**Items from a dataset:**
>>>>

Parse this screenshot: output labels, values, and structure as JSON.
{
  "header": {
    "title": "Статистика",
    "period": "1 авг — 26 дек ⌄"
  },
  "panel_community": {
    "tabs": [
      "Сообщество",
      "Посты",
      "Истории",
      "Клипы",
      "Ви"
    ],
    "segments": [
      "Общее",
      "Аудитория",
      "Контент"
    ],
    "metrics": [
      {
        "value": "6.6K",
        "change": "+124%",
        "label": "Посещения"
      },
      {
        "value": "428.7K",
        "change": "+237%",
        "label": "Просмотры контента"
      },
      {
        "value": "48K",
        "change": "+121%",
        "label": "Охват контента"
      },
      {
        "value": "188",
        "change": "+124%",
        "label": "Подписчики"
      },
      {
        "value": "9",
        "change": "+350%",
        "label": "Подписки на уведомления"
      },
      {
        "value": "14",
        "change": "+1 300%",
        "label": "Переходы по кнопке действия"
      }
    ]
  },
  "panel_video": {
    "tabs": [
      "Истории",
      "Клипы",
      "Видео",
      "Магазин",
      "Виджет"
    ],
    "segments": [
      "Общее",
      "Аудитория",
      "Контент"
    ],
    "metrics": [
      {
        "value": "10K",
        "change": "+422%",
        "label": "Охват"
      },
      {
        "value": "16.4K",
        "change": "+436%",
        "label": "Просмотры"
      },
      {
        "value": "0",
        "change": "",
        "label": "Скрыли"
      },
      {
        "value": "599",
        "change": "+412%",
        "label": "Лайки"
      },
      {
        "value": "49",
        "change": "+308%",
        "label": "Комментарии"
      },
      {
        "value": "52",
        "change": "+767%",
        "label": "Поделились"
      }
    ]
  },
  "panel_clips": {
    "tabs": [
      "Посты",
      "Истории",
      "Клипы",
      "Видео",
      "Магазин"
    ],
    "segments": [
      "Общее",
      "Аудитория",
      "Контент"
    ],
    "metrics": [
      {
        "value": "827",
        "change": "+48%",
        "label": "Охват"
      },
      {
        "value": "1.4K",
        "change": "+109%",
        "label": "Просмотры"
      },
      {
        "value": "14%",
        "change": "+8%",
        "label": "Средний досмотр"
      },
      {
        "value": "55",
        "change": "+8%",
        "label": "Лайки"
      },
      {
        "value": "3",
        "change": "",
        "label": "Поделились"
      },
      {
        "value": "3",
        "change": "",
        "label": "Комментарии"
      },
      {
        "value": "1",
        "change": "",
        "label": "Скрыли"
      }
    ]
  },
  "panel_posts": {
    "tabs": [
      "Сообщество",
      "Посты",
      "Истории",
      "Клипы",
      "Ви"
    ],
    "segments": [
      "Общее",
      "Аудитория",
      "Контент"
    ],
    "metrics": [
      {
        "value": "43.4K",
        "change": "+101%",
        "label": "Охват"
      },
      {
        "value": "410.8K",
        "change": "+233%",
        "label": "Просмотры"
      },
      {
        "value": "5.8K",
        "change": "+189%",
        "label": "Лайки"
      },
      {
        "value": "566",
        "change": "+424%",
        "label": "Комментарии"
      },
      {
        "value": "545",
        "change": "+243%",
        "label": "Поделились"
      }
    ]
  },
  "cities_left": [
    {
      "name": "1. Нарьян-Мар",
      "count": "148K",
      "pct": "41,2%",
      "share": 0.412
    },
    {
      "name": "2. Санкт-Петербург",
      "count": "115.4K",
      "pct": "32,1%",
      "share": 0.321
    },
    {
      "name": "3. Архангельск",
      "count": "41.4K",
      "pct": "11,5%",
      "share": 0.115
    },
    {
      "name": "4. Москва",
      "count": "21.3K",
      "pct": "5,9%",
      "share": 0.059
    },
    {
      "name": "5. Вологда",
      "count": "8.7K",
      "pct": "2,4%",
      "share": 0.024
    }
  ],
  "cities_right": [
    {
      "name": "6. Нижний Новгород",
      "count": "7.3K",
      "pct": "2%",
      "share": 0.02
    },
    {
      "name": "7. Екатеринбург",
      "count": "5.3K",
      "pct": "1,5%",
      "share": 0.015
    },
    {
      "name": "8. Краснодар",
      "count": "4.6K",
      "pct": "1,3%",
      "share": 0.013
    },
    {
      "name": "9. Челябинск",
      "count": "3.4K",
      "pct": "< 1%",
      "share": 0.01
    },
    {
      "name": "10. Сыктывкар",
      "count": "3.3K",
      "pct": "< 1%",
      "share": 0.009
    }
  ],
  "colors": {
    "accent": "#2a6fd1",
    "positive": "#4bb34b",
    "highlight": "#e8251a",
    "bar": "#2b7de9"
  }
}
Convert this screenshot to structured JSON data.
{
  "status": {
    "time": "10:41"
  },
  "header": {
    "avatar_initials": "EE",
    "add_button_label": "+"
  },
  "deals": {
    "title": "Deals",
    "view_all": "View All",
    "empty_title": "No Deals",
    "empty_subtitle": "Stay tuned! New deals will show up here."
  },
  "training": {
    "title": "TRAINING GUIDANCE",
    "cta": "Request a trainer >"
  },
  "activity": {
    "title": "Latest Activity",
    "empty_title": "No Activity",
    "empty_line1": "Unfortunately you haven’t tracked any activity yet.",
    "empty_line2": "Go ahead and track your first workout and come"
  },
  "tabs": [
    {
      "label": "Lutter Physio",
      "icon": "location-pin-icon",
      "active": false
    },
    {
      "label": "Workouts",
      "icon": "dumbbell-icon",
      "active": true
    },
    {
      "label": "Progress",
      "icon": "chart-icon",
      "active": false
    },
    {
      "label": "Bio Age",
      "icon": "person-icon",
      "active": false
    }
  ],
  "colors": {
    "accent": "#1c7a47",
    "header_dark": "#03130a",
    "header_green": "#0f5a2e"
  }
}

<<<<

**PROBLEM DETAILS:**
Restate word for word the lines from the one holding "Convert this screenshot" to the end of the listing, both ends included, and nothing more.

**SOLVED PROBLEM:**
Convert this screenshot to structured JSON data.
{
  "status": {
    "time": "10:41"
  },
  "header": {
    "avatar_initials": "EE",
    "add_button_label": "+"
  },
  "deals": {
    "title": "Deals",
    "view_all": "View All",
    "empty_title": "No Deals",
    "empty_subtitle": "Stay tuned! New deals will show up here."
  },
  "training": {
    "title": "TRAINING GUIDANCE",
    "cta": "Request a trainer >"
  },
  "activity": {
    "title": "Latest Activity",
    "empty_title": "No Activity",
    "empty_line1": "Unfortunately you haven’t tracked any activity yet.",
    "empty_line2": "Go ahead and track your first workout and come"
  },
  "tabs": [
    {
      "label": "Lutter Physio",
      "icon": "location-pin-icon",
      "active": false
    },
    {
      "label": "Workouts",
      "icon": "dumbbell-icon",
      "active": true
    },
    {
      "label": "Progress",
      "icon": "chart-icon",
      "active": false
    },
    {
      "label": "Bio Age",
      "icon": "person-icon",
      "active": false
    }
  ],
  "colors": {
    "accent": "#1c7a47",
    "header_dark": "#03130a",
    "header_green": "#0f5a2e"
  }
}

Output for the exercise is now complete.